* RECORDS FOR THIS EXERCISE *
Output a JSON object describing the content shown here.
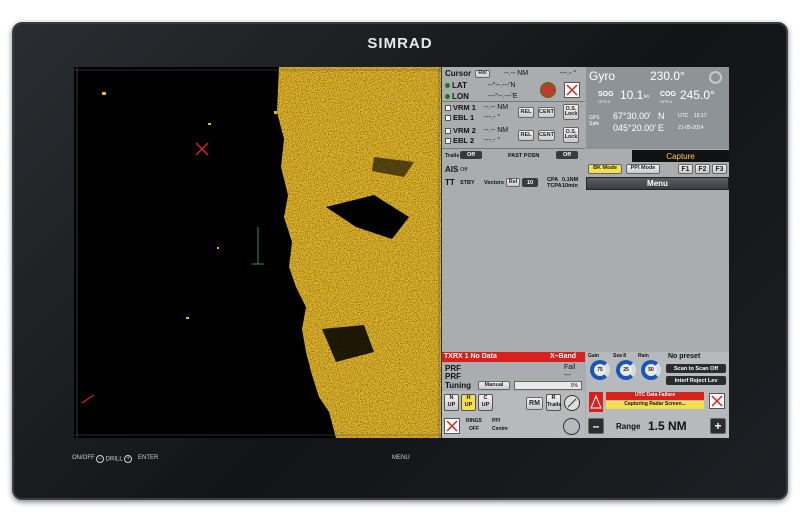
{
  "brand": "SIMRAD",
  "cursor": {
    "label": "Cursor",
    "mode": "Rel",
    "nm": "--.-- NM",
    "deg": "---.- °",
    "lat_label": "LAT",
    "lat_value": "--°--.---'N",
    "lon_label": "LON",
    "lon_value": "---°--.---'E"
  },
  "vrm1": {
    "label": "VRM 1",
    "value": "--.-- NM"
  },
  "ebl1": {
    "label": "EBL 1",
    "value": "---.- °"
  },
  "vrm2": {
    "label": "VRM 2",
    "value": "--.-- NM"
  },
  "ebl2": {
    "label": "EBL 2",
    "value": "---.- °"
  },
  "rel_btn": "REL",
  "cent_btn": "CENT",
  "os_lock": "O.S. Lock",
  "trails": {
    "label": "Trails",
    "value": "Off",
    "past_label": "PAST POSN",
    "past_value": "Off"
  },
  "ais": {
    "label": "AIS",
    "value": "Off"
  },
  "tt": {
    "label": "TT",
    "stby": "STBY",
    "vectors_label": "Vectors",
    "vectors_value": "Rel",
    "vec_min": "10",
    "cpa_label": "CPA",
    "cpa_value": "0.1NM",
    "tcpa_label": "TCPA",
    "tcpa_value": "10min"
  },
  "gyro": {
    "label": "Gyro",
    "value": "230.0°",
    "sog_label": "SOG",
    "sog_src": "GPS A",
    "sog_value": "10.1",
    "sog_unit": "kn",
    "cog_label": "COG",
    "cog_src": "GPS A",
    "cog_value": "245.0°",
    "gps_label": "GPS Safe",
    "lat": "67°30.00'",
    "lat_hemi": "N",
    "lon": "045°20.00'",
    "lon_hemi": "E",
    "utc_label": "UTC",
    "time": "16:17",
    "date": "21-05-2014"
  },
  "capture": "Capture",
  "bk_mode": "BK Mode",
  "ppi_mode": "PPI Mode",
  "f1": "F1",
  "f2": "F2",
  "f3": "F3",
  "menu": "Menu",
  "txrx": {
    "label": "TXRX 1 No Data",
    "band": "X–Band"
  },
  "prf": {
    "label1": "PRF",
    "value1": "Fail",
    "label2": "PRF",
    "value2": "---"
  },
  "tuning": {
    "label": "Tuning",
    "mode": "Manual",
    "value": "0%"
  },
  "gain": {
    "label": "Gain",
    "value": "75"
  },
  "sea": {
    "label": "Sea 8",
    "value": "25"
  },
  "rain": {
    "label": "Rain",
    "value": "50"
  },
  "preset": "No preset",
  "scan": "Scan to Scan Off",
  "interf": "Interf Reject Lev",
  "alerts": {
    "a1": "UTC Data Failure",
    "a2": "Capturing Radar Screen..."
  },
  "nup": {
    "top": "N",
    "bot": "UP"
  },
  "hup": {
    "top": "H",
    "bot": "UP"
  },
  "cup": {
    "top": "C",
    "bot": "UP"
  },
  "rm": "RM",
  "rtrails": {
    "top": "R",
    "bot": "Trails"
  },
  "rings": {
    "label": "RINGS",
    "value": "OFF"
  },
  "ppi": {
    "label": "PPI",
    "value": "Centre"
  },
  "range": {
    "label": "Range",
    "value": "1.5 NM",
    "minus": "–",
    "plus": "+"
  },
  "controls": {
    "onoff": "ON/OFF",
    "drill": "DRILL",
    "enter": "ENTER",
    "menu": "MENU"
  },
  "colors": {
    "echo": "#e5b82a",
    "alert": "#d8211d",
    "panel": "#a9adb0",
    "gauge": "#1a56b8"
  }
}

* TASK REQUIREMENTS *
Quote each line of the listing exactly, but leave the pictures out.

* THE RESULT *
Output a JSON object describing the content shown here.
{
  "brand": "SIMRAD",
  "cursor": {
    "label": "Cursor",
    "mode": "Rel",
    "nm": "--.-- NM",
    "deg": "---.- °",
    "lat_label": "LAT",
    "lat_value": "--°--.---'N",
    "lon_label": "LON",
    "lon_value": "---°--.---'E"
  },
  "vrm1": {
    "label": "VRM 1",
    "value": "--.-- NM"
  },
  "ebl1": {
    "label": "EBL 1",
    "value": "---.- °"
  },
  "vrm2": {
    "label": "VRM 2",
    "value": "--.-- NM"
  },
  "ebl2": {
    "label": "EBL 2",
    "value": "---.- °"
  },
  "rel_btn": "REL",
  "cent_btn": "CENT",
  "os_lock": "O.S. Lock",
  "trails": {
    "label": "Trails",
    "value": "Off",
    "past_label": "PAST POSN",
    "past_value": "Off"
  },
  "ais": {
    "label": "AIS",
    "value": "Off"
  },
  "tt": {
    "label": "TT",
    "stby": "STBY",
    "vectors_label": "Vectors",
    "vectors_value": "Rel",
    "vec_min": "10",
    "cpa_label": "CPA",
    "cpa_value": "0.1NM",
    "tcpa_label": "TCPA",
    "tcpa_value": "10min"
  },
  "gyro": {
    "label": "Gyro",
    "value": "230.0°",
    "sog_label": "SOG",
    "sog_src": "GPS A",
    "sog_value": "10.1",
    "sog_unit": "kn",
    "cog_label": "COG",
    "cog_src": "GPS A",
    "cog_value": "245.0°",
    "gps_label": "GPS Safe",
    "lat": "67°30.00'",
    "lat_hemi": "N",
    "lon": "045°20.00'",
    "lon_hemi": "E",
    "utc_label": "UTC",
    "time": "16:17",
    "date": "21-05-2014"
  },
  "capture": "Capture",
  "bk_mode": "BK Mode",
  "ppi_mode": "PPI Mode",
  "f1": "F1",
  "f2": "F2",
  "f3": "F3",
  "menu": "Menu",
  "txrx": {
    "label": "TXRX 1 No Data",
    "band": "X–Band"
  },
  "prf": {
    "label1": "PRF",
    "value1": "Fail",
    "label2": "PRF",
    "value2": "---"
  },
  "tuning": {
    "label": "Tuning",
    "mode": "Manual",
    "value": "0%"
  },
  "gain": {
    "label": "Gain",
    "value": "75"
  },
  "sea": {
    "label": "Sea 8",
    "value": "25"
  },
  "rain": {
    "label": "Rain",
    "value": "50"
  },
  "preset": "No preset",
  "scan": "Scan to Scan Off",
  "interf": "Interf Reject Lev",
  "alerts": {
    "a1": "UTC Data Failure",
    "a2": "Capturing Radar Screen..."
  },
  "nup": {
    "top": "N",
    "bot": "UP"
  },
  "hup": {
    "top": "H",
    "bot": "UP"
  },
  "cup": {
    "top": "C",
    "bot": "UP"
  },
  "rm": "RM",
  "rtrails": {
    "top": "R",
    "bot": "Trails"
  },
  "rings": {
    "label": "RINGS",
    "value": "OFF"
  },
  "ppi": {
    "label": "PPI",
    "value": "Centre"
  },
  "range": {
    "label": "Range",
    "value": "1.5 NM",
    "minus": "–",
    "plus": "+"
  },
  "controls": {
    "onoff": "ON/OFF",
    "drill": "DRILL",
    "enter": "ENTER",
    "menu": "MENU"
  },
  "colors": {
    "echo": "#e5b82a",
    "alert": "#d8211d",
    "panel": "#a9adb0",
    "gauge": "#1a56b8"
  }
}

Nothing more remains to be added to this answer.